**Aim:**
In the data below, find every line with the string "театрам" and pull it out.

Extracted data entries
····················
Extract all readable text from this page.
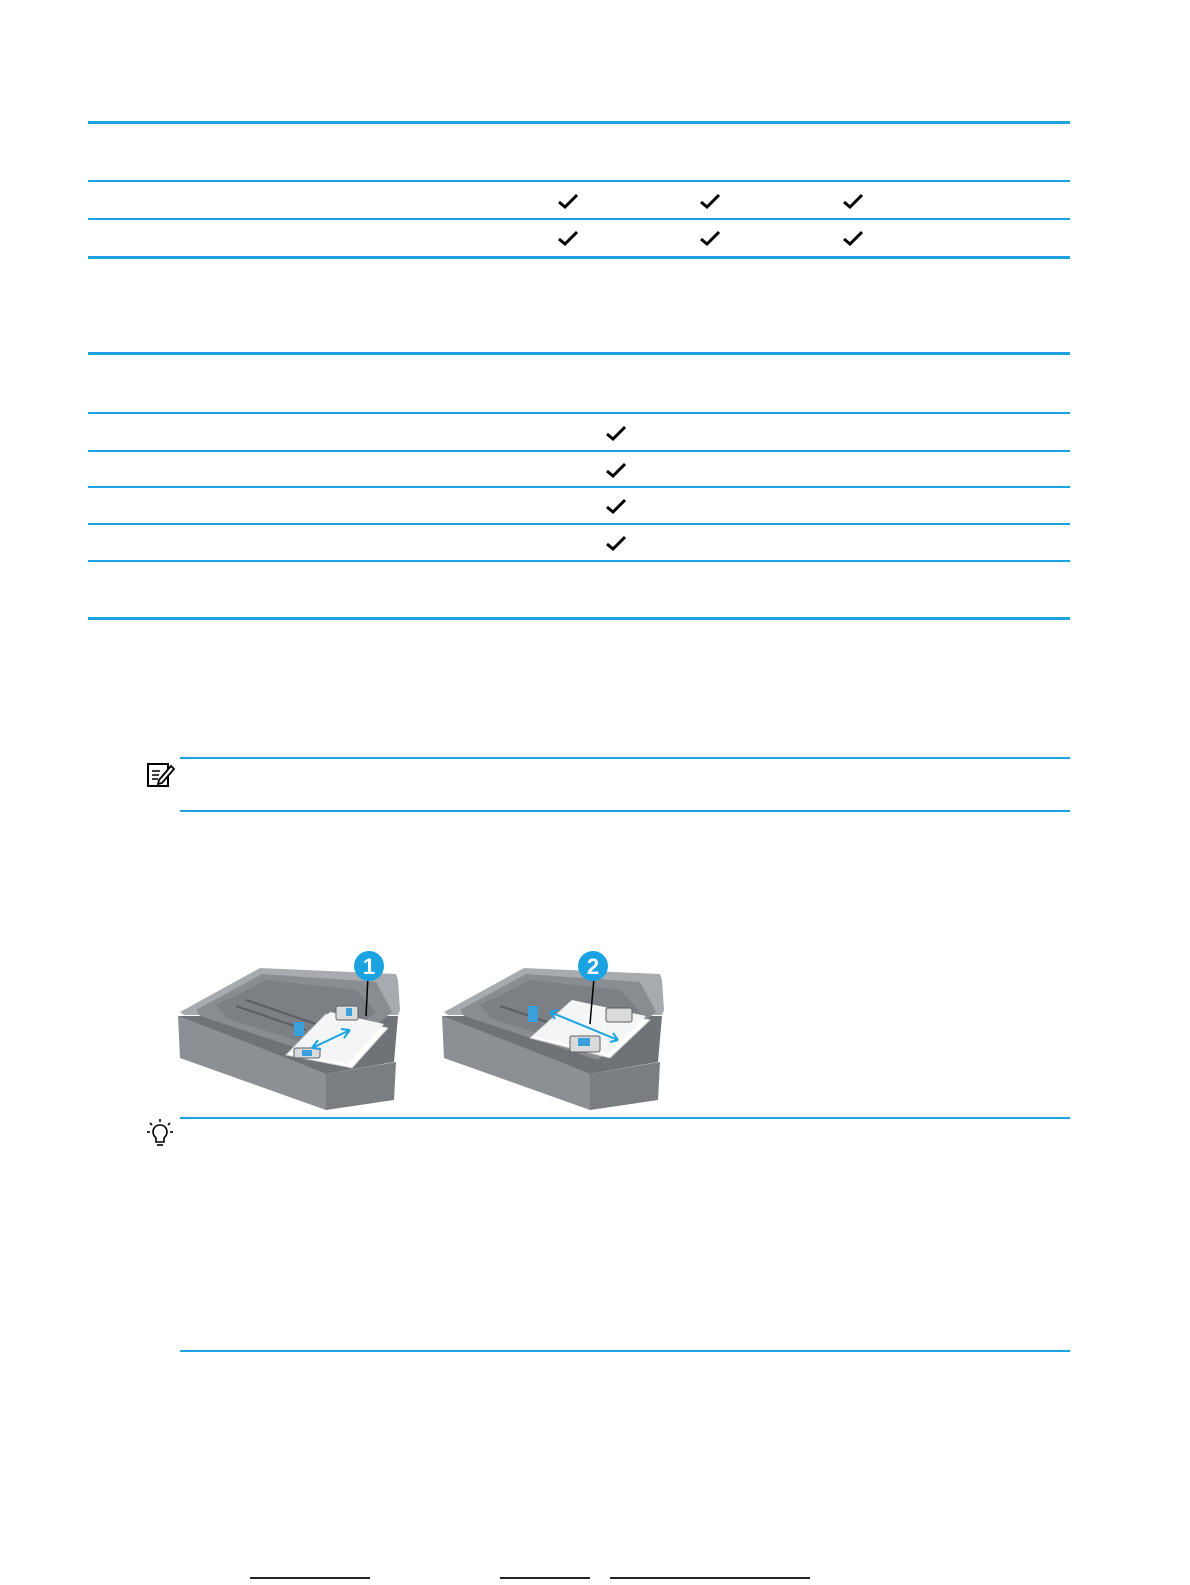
1	2
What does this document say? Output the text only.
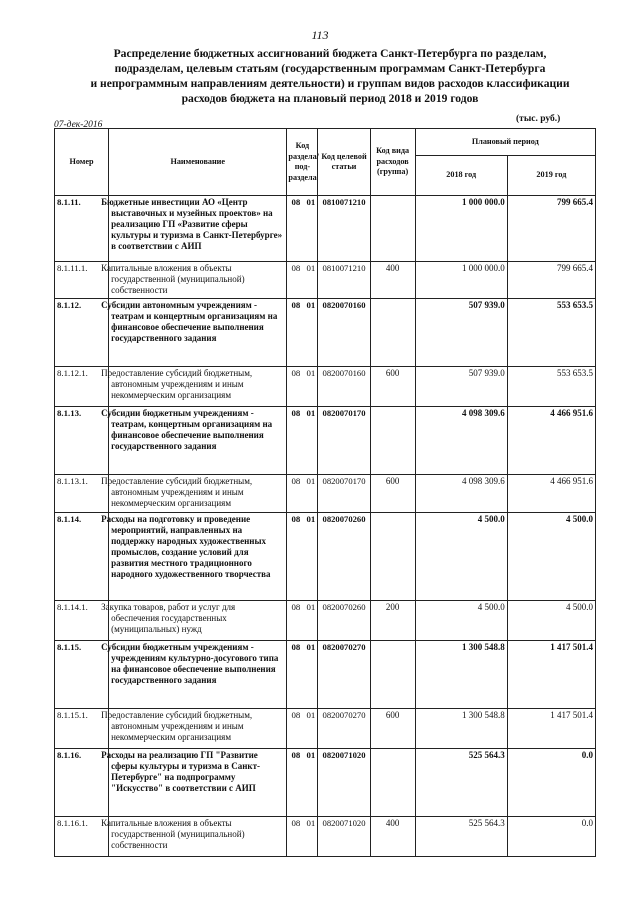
113
Распределение бюджетных ассигнований бюджета Санкт-Петербурга по разделам,
подразделам, целевым статьям (государственным программам Санкт-Петербурга
и непрограммным направлениям деятельности) и группам видов расходов классификации
расходов бюджета на плановый период 2018 и 2019 годов
07-дек-2016
(тыс. руб.)
Номер	Наименование	Код раздела/ под-раздела	Код целевой статьи	Код вида расходов (группа)	Плановый период	
					2018 год	2019 год
8.1.11.	Бюджетные инвестиции АО «Центр выставочных и музейных проектов» на реализацию ГП «Развитие сферы культуры и туризма в Санкт-Петербурге» в соответствии с АИП	08 01	0810071210		1 000 000.0	799 665.4
8.1.11.1.	Капитальные вложения в объекты государственной (муниципальной) собственности	08 01	0810071210	400	1 000 000.0	799 665.4
8.1.12.	Субсидии автономным учреждениям - театрам и концертным организациям на финансовое обеспечение выполнения государственного задания	08 01	0820070160		507 939.0	553 653.5
8.1.12.1.	Предоставление субсидий бюджетным, автономным учреждениям и иным некоммерческим организациям	08 01	0820070160	600	507 939.0	553 653.5
8.1.13.	Субсидии бюджетным учреждениям - театрам, концертным организациям на финансовое обеспечение выполнения государственного задания	08 01	0820070170		4 098 309.6	4 466 951.6
8.1.13.1.	Предоставление субсидий бюджетным, автономным учреждениям и иным некоммерческим организациям	08 01	0820070170	600	4 098 309.6	4 466 951.6
8.1.14.	Расходы на подготовку и проведение мероприятий, направленных на поддержку народных художественных промыслов, создание условий для развития местного традиционного народного художественного творчества	08 01	0820070260		4 500.0	4 500.0
8.1.14.1.	Закупка товаров, работ и услуг для обеспечения государственных (муниципальных) нужд	08 01	0820070260	200	4 500.0	4 500.0
8.1.15.	Субсидии бюджетным учреждениям - учреждениям культурно-досугового типа на финансовое обеспечение выполнения государственного задания	08 01	0820070270		1 300 548.8	1 417 501.4
8.1.15.1.	Предоставление субсидий бюджетным, автономным учреждениям и иным некоммерческим организациям	08 01	0820070270	600	1 300 548.8	1 417 501.4
8.1.16.	Расходы на реализацию ГП "Развитие сферы культуры и туризма в Санкт-Петербурге" на подпрограмму "Искусство" в соответствии с АИП	08 01	0820071020		525 564.3	0.0
8.1.16.1.	Капитальные вложения в объекты государственной (муниципальной) собственности	08 01	0820071020	400	525 564.3	0.0
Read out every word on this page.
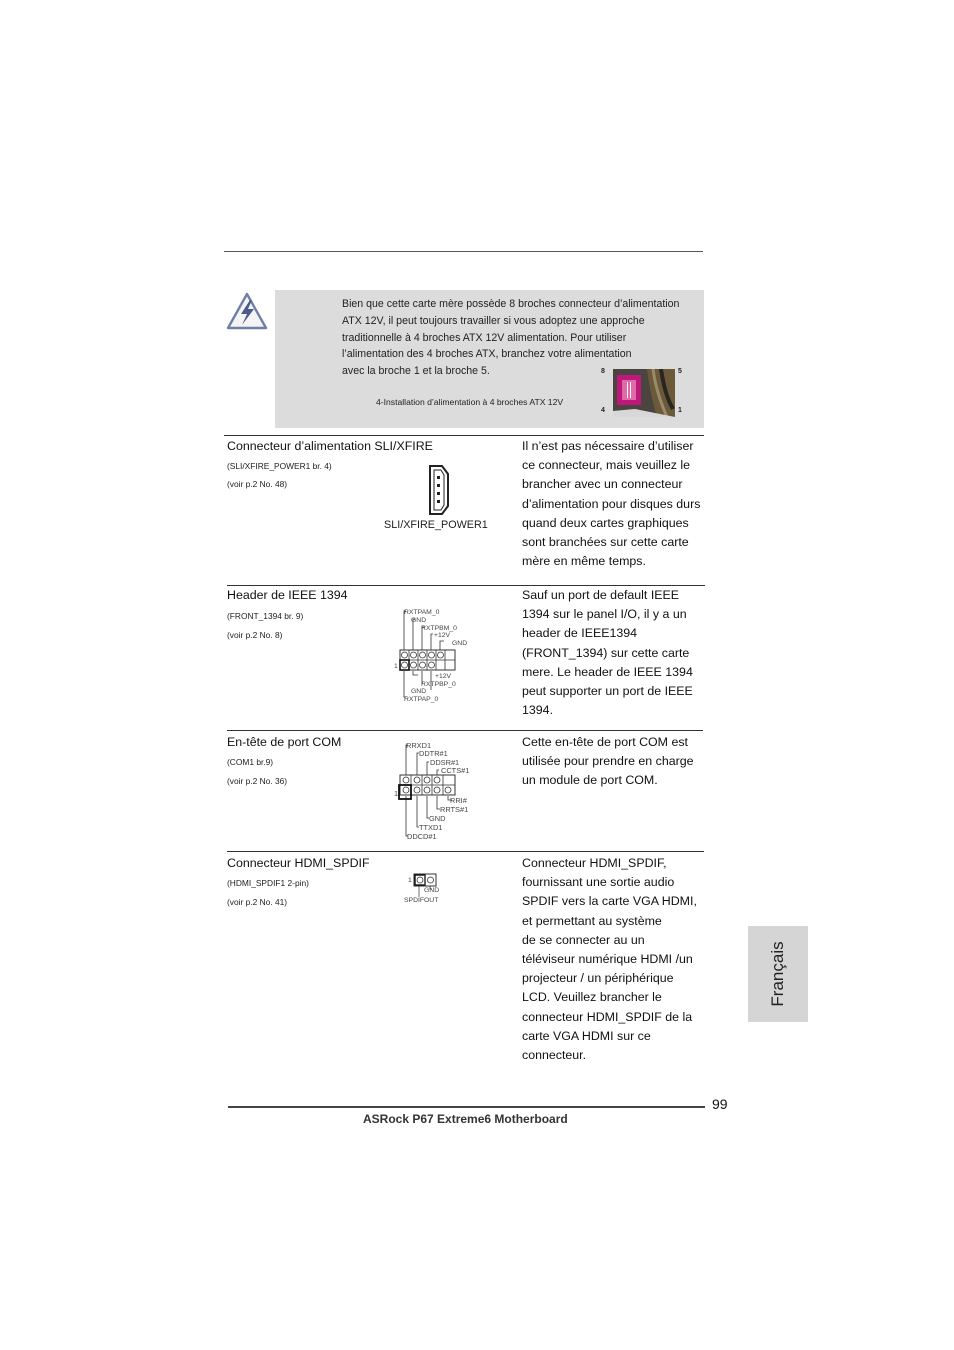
Bien que cette carte mère possède 8 broches connecteur d’alimentation
ATX 12V, il peut toujours travailler si vous adoptez une approche
traditionnelle à 4 broches ATX 12V alimentation. Pour utiliser
l’alimentation des 4 broches ATX, branchez votre alimentation
avec la broche 1 et la broche 5.
4-Installation d’alimentation à 4 broches ATX 12V
8	5
4	1
Connecteur d’alimentation SLI/XFIRE
(SLI/XFIRE_POWER1 br. 4)
(voir p.2 No. 48)
SLI/XFIRE_POWER1

Il n’est pas nécessaire d’utiliser

ce connecteur, mais veuillez le

brancher avec un connecteur

d’alimentation pour disques durs

quand deux cartes graphiques

sont branchées sur cette carte

mère en même temps.

Header de IEEE 1394
(FRONT_1394 br. 9)
(voir p.2 No. 8)
RXTPAM_0
GND
RXTPBM_0
+12V
GND
1
+12V
RXTPBP_0
GND
RXTPAP_0

Sauf un port de default IEEE

1394 sur le panel I/O, il y a un

header de IEEE1394

(FRONT_1394) sur cette carte

mere. Le header de IEEE 1394

peut supporter un port de IEEE

1394.

En-tête de port COM
(COM1 br.9)
(voir p.2 No. 36)
RRXD1
DDTR#1
DDSR#1
CCTS#1
1
RRI#
RRTS#1
GND
TTXD1
DDCD#1

Cette en-tête de port COM est

utilisée pour prendre en charge

un module de port COM.

Connecteur HDMI_SPDIF
(HDMI_SPDIF1 2-pin)
(voir p.2 No. 41)
1
GND
SPDIFOUT

Connecteur HDMI_SPDIF,

fournissant une sortie audio

SPDIF vers la carte VGA HDMI,

et permettant au système

de se connecter au un

téléviseur numérique HDMI /un

projecteur / un périphérique

LCD. Veuillez brancher le

connecteur HDMI_SPDIF de la

carte VGA HDMI sur ce

connecteur.

Français
99
ASRock P67 Extreme6 Motherboard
····················
**Solution to this exercise:**
8.1.12.	Субсидии автономным учреждениям - театрам и концертным организациям на финансовое обеспечение выполнения государственного задания	08 01	0820070160		507 939.0	553 653.5
8.1.13.	Субсидии бюджетным учреждениям - театрам, концертным организациям на финансовое обеспечение выполнения государственного задания	08 01	0820070170		4 098 309.6	4 466 951.6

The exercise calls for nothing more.